Directions: Each line below is to be written out in full, exactly as shown.

┄┄┄┄┄┄┄┄┄┄

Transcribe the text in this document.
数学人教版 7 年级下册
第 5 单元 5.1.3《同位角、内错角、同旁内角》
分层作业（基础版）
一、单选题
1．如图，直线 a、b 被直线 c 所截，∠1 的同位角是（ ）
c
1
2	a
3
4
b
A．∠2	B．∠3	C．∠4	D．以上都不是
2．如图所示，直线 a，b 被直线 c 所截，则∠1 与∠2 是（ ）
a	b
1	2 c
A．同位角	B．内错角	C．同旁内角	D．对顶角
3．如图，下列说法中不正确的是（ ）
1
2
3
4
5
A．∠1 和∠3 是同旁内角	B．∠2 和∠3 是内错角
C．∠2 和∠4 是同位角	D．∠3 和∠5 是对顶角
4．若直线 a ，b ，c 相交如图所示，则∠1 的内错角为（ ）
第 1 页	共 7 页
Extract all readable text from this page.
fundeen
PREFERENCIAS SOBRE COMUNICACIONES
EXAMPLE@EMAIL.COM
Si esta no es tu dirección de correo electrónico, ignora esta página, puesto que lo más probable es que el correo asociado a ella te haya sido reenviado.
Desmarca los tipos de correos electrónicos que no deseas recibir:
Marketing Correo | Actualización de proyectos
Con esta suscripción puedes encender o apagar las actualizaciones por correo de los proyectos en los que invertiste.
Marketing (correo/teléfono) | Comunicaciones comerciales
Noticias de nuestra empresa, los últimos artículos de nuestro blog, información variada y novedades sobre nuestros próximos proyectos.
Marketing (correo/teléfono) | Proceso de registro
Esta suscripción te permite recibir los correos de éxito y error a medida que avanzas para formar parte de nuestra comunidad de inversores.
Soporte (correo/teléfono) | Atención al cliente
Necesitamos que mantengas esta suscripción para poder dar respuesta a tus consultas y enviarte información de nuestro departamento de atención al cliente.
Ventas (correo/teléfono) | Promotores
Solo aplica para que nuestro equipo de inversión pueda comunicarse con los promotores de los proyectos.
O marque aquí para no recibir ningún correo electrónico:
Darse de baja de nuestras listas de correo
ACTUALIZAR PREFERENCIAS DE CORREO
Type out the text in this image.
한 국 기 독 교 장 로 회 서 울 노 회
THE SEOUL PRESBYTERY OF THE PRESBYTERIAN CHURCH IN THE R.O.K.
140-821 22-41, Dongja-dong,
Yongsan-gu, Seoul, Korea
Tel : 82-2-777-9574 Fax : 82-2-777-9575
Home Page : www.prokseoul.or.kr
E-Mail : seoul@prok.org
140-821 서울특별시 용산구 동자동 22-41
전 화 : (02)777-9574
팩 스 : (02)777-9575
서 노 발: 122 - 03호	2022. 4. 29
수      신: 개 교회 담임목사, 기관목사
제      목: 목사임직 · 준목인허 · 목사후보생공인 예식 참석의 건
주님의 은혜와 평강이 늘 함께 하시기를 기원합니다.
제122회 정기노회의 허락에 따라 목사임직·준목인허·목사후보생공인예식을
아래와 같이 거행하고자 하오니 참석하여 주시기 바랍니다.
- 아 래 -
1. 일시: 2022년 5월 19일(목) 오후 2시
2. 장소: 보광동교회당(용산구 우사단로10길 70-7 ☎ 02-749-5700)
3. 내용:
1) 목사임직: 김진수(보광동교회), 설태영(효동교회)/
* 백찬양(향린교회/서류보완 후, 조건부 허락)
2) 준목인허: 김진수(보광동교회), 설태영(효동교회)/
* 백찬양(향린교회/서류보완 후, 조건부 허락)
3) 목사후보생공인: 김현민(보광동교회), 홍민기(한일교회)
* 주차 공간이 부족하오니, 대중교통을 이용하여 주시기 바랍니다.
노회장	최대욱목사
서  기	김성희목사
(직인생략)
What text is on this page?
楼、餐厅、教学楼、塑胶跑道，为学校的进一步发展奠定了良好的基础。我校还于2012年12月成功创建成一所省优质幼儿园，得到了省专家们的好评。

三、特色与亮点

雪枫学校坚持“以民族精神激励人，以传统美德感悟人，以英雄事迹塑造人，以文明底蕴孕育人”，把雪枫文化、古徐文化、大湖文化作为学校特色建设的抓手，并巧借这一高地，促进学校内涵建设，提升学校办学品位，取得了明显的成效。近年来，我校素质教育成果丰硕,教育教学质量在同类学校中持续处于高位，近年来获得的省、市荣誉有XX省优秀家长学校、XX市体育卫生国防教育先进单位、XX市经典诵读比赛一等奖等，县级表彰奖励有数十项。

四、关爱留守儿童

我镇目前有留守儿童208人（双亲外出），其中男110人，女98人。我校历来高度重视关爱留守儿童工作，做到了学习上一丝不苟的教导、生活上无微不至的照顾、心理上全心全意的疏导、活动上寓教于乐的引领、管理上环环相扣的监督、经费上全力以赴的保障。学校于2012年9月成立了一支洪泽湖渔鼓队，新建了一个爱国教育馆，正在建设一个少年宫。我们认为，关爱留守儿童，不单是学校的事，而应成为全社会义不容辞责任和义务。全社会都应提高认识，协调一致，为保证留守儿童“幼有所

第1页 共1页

┄┄┄┄┄┄┄┄┄┄

Task result:
Transcribe the text in this document.
数学人教版 7 年级下册
第 5 单元 5.1.3《同位角、内错角、同旁内角》
分层作业（基础版）
一、单选题
1．如图，直线 a、b 被直线 c 所截，∠1 的同位角是（ ）
c
1
2	a
3
4
b
A．∠2	B．∠3	C．∠4	D．以上都不是
2．如图所示，直线 a，b 被直线 c 所截，则∠1 与∠2 是（ ）
a	b
1	2 c
A．同位角	B．内错角	C．同旁内角	D．对顶角
3．如图，下列说法中不正确的是（ ）
1
2
3
4
5
A．∠1 和∠3 是同旁内角	B．∠2 和∠3 是内错角
C．∠2 和∠4 是同位角	D．∠3 和∠5 是对顶角
4．若直线 a ，b ，c 相交如图所示，则∠1 的内错角为（ ）
第 1 页	共 7 页
Extract all readable text from this page.
fundeen
PREFERENCIAS SOBRE COMUNICACIONES
EXAMPLE@EMAIL.COM
Si esta no es tu dirección de correo electrónico, ignora esta página, puesto que lo más probable es que el correo asociado a ella te haya sido reenviado.
Desmarca los tipos de correos electrónicos que no deseas recibir:
Marketing Correo | Actualización de proyectos
Con esta suscripción puedes encender o apagar las actualizaciones por correo de los proyectos en los que invertiste.
Marketing (correo/teléfono) | Comunicaciones comerciales
Noticias de nuestra empresa, los últimos artículos de nuestro blog, información variada y novedades sobre nuestros próximos proyectos.
Marketing (correo/teléfono) | Proceso de registro
Esta suscripción te permite recibir los correos de éxito y error a medida que avanzas para formar parte de nuestra comunidad de inversores.
Soporte (correo/teléfono) | Atención al cliente
Necesitamos que mantengas esta suscripción para poder dar respuesta a tus consultas y enviarte información de nuestro departamento de atención al cliente.
Ventas (correo/teléfono) | Promotores
Solo aplica para que nuestro equipo de inversión pueda comunicarse con los promotores de los proyectos.
O marque aquí para no recibir ningún correo electrónico:
Darse de baja de nuestras listas de correo
ACTUALIZAR PREFERENCIAS DE CORREO
Type out the text in this image.
한 국 기 독 교 장 로 회 서 울 노 회
THE SEOUL PRESBYTERY OF THE PRESBYTERIAN CHURCH IN THE R.O.K.
140-821 22-41, Dongja-dong,
Yongsan-gu, Seoul, Korea
Tel : 82-2-777-9574 Fax : 82-2-777-9575
Home Page : www.prokseoul.or.kr
E-Mail : seoul@prok.org
140-821 서울특별시 용산구 동자동 22-41
전 화 : (02)777-9574
팩 스 : (02)777-9575
서 노 발: 122 - 03호	2022. 4. 29
수      신: 개 교회 담임목사, 기관목사
제      목: 목사임직 · 준목인허 · 목사후보생공인 예식 참석의 건
주님의 은혜와 평강이 늘 함께 하시기를 기원합니다.
제122회 정기노회의 허락에 따라 목사임직·준목인허·목사후보생공인예식을
아래와 같이 거행하고자 하오니 참석하여 주시기 바랍니다.
- 아 래 -
1. 일시: 2022년 5월 19일(목) 오후 2시
2. 장소: 보광동교회당(용산구 우사단로10길 70-7 ☎ 02-749-5700)
3. 내용:
1) 목사임직: 김진수(보광동교회), 설태영(효동교회)/
* 백찬양(향린교회/서류보완 후, 조건부 허락)
2) 준목인허: 김진수(보광동교회), 설태영(효동교회)/
* 백찬양(향린교회/서류보완 후, 조건부 허락)
3) 목사후보생공인: 김현민(보광동교회), 홍민기(한일교회)
* 주차 공간이 부족하오니, 대중교통을 이용하여 주시기 바랍니다.
노회장	최대욱목사
서  기	김성희목사
(직인생략)
What text is on this page?
楼、餐厅、教学楼、塑胶跑道，为学校的进一步发展奠定了良好的基础。我校还于2012年12月成功创建成一所省优质幼儿园，得到了省专家们的好评。

三、特色与亮点

雪枫学校坚持“以民族精神激励人，以传统美德感悟人，以英雄事迹塑造人，以文明底蕴孕育人”，把雪枫文化、古徐文化、大湖文化作为学校特色建设的抓手，并巧借这一高地，促进学校内涵建设，提升学校办学品位，取得了明显的成效。近年来，我校素质教育成果丰硕,教育教学质量在同类学校中持续处于高位，近年来获得的省、市荣誉有XX省优秀家长学校、XX市体育卫生国防教育先进单位、XX市经典诵读比赛一等奖等，县级表彰奖励有数十项。

四、关爱留守儿童

我镇目前有留守儿童208人（双亲外出），其中男110人，女98人。我校历来高度重视关爱留守儿童工作，做到了学习上一丝不苟的教导、生活上无微不至的照顾、心理上全心全意的疏导、活动上寓教于乐的引领、管理上环环相扣的监督、经费上全力以赴的保障。学校于2012年9月成立了一支洪泽湖渔鼓队，新建了一个爱国教育馆，正在建设一个少年宫。我们认为，关爱留守儿童，不单是学校的事，而应成为全社会义不容辞责任和义务。全社会都应提高认识，协调一致，为保证留守儿童“幼有所

第1页 共1页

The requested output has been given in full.